[Data extracted from a collection]
====
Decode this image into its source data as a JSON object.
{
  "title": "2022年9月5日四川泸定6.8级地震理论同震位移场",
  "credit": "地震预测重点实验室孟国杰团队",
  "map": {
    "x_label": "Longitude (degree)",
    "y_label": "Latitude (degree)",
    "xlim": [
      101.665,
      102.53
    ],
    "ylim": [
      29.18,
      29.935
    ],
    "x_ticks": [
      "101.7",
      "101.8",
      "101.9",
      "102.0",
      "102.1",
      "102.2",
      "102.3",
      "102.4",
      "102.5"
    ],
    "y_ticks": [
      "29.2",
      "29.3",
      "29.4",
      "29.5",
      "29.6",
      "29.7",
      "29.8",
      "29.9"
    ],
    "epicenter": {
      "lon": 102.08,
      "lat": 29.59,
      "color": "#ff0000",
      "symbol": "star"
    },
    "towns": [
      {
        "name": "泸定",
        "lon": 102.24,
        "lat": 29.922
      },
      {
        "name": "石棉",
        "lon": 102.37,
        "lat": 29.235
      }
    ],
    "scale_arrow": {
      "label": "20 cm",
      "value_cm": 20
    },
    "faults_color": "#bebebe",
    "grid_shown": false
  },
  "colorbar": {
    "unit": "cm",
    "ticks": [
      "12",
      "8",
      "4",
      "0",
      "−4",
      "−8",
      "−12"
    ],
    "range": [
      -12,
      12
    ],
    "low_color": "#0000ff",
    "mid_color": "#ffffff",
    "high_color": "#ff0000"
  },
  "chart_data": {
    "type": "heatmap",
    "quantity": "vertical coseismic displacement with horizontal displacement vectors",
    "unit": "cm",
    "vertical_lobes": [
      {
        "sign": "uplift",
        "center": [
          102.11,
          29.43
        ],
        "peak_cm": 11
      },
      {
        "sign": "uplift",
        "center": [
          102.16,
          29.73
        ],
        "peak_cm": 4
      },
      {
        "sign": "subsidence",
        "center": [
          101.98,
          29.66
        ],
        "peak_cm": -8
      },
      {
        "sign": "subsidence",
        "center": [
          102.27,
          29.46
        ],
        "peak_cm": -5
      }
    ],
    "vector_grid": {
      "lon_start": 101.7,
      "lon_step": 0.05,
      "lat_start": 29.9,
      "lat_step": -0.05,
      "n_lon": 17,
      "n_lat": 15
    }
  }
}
====
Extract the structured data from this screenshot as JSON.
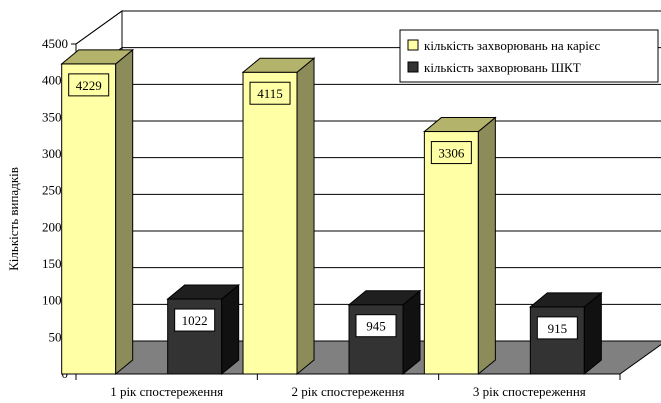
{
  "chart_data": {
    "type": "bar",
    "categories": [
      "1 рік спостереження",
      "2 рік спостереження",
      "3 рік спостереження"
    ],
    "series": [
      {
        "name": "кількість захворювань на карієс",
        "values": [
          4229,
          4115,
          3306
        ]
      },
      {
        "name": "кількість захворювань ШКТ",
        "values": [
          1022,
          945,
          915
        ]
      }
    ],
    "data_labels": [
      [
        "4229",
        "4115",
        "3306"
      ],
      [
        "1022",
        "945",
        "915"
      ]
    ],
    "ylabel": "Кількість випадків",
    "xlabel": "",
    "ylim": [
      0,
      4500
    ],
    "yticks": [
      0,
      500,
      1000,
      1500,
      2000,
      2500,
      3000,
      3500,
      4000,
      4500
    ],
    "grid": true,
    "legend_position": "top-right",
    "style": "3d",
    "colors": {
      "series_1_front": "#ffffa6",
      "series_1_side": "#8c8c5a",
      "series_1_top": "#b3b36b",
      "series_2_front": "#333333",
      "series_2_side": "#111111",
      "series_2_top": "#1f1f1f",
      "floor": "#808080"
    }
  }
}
====
## Exercise details
Report only how many lines in the listing contain the string "JSON".

## Written answer
2